-- Task --
Each line of the material must be returned exactly.

Data records
— BEGIN —

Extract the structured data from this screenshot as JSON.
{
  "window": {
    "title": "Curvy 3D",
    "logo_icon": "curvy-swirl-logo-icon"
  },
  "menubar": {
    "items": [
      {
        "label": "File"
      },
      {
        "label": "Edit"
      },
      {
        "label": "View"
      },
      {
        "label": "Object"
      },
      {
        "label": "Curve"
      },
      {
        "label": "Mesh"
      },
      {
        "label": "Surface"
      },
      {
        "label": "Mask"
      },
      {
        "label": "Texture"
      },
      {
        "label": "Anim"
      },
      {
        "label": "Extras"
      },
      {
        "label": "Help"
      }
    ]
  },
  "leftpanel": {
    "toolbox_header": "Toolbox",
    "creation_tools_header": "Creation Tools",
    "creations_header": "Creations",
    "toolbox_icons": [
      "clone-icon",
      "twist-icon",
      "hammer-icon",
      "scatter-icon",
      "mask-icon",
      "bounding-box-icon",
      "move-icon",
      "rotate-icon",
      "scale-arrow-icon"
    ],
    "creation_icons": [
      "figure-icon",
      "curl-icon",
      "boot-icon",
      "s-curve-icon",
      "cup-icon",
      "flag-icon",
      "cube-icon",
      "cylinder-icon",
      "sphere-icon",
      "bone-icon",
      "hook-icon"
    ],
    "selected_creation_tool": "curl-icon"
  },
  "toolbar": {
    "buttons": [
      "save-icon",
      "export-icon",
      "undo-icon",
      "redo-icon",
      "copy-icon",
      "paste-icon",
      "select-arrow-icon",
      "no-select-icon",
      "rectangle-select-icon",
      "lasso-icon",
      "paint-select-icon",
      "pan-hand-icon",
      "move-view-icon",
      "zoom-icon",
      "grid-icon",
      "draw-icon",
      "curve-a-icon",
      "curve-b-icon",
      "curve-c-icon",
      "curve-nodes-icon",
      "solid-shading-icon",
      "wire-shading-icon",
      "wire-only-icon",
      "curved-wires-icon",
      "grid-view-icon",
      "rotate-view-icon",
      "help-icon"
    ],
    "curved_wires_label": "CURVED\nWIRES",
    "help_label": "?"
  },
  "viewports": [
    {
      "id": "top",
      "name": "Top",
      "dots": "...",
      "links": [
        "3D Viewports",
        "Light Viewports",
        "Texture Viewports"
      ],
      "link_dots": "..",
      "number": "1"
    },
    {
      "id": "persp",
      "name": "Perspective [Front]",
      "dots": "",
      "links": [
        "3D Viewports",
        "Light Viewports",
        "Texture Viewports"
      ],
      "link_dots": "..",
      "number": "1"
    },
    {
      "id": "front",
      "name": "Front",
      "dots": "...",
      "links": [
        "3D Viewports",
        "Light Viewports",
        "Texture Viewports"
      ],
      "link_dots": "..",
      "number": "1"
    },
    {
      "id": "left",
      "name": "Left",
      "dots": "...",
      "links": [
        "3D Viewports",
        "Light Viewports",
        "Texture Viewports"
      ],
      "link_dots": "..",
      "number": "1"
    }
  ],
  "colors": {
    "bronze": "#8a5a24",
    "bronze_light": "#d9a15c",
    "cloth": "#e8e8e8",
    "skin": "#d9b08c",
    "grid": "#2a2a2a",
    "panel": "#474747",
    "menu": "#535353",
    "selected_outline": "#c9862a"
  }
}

— END —

-- Final answer --
Extract the structured data from this screenshot as JSON.
{
  "window": {
    "title": "Curvy 3D",
    "logo_icon": "curvy-swirl-logo-icon"
  },
  "menubar": {
    "items": [
      {
        "label": "File"
      },
      {
        "label": "Edit"
      },
      {
        "label": "View"
      },
      {
        "label": "Object"
      },
      {
        "label": "Curve"
      },
      {
        "label": "Mesh"
      },
      {
        "label": "Surface"
      },
      {
        "label": "Mask"
      },
      {
        "label": "Texture"
      },
      {
        "label": "Anim"
      },
      {
        "label": "Extras"
      },
      {
        "label": "Help"
      }
    ]
  },
  "leftpanel": {
    "toolbox_header": "Toolbox",
    "creation_tools_header": "Creation Tools",
    "creations_header": "Creations",
    "toolbox_icons": [
      "clone-icon",
      "twist-icon",
      "hammer-icon",
      "scatter-icon",
      "mask-icon",
      "bounding-box-icon",
      "move-icon",
      "rotate-icon",
      "scale-arrow-icon"
    ],
    "creation_icons": [
      "figure-icon",
      "curl-icon",
      "boot-icon",
      "s-curve-icon",
      "cup-icon",
      "flag-icon",
      "cube-icon",
      "cylinder-icon",
      "sphere-icon",
      "bone-icon",
      "hook-icon"
    ],
    "selected_creation_tool": "curl-icon"
  },
  "toolbar": {
    "buttons": [
      "save-icon",
      "export-icon",
      "undo-icon",
      "redo-icon",
      "copy-icon",
      "paste-icon",
      "select-arrow-icon",
      "no-select-icon",
      "rectangle-select-icon",
      "lasso-icon",
      "paint-select-icon",
      "pan-hand-icon",
      "move-view-icon",
      "zoom-icon",
      "grid-icon",
      "draw-icon",
      "curve-a-icon",
      "curve-b-icon",
      "curve-c-icon",
      "curve-nodes-icon",
      "solid-shading-icon",
      "wire-shading-icon",
      "wire-only-icon",
      "curved-wires-icon",
      "grid-view-icon",
      "rotate-view-icon",
      "help-icon"
    ],
    "curved_wires_label": "CURVED\nWIRES",
    "help_label": "?"
  },
  "viewports": [
    {
      "id": "top",
      "name": "Top",
      "dots": "...",
      "links": [
        "3D Viewports",
        "Light Viewports",
        "Texture Viewports"
      ],
      "link_dots": "..",
      "number": "1"
    },
    {
      "id": "persp",
      "name": "Perspective [Front]",
      "dots": "",
      "links": [
        "3D Viewports",
        "Light Viewports",
        "Texture Viewports"
      ],
      "link_dots": "..",
      "number": "1"
    },
    {
      "id": "front",
      "name": "Front",
      "dots": "...",
      "links": [
        "3D Viewports",
        "Light Viewports",
        "Texture Viewports"
      ],
      "link_dots": "..",
      "number": "1"
    },
    {
      "id": "left",
      "name": "Left",
      "dots": "...",
      "links": [
        "3D Viewports",
        "Light Viewports",
        "Texture Viewports"
      ],
      "link_dots": "..",
      "number": "1"
    }
  ],
  "colors": {
    "bronze": "#8a5a24",
    "bronze_light": "#d9a15c",
    "cloth": "#e8e8e8",
    "skin": "#d9b08c",
    "grid": "#2a2a2a",
    "panel": "#474747",
    "menu": "#535353",
    "selected_outline": "#c9862a"
  }
}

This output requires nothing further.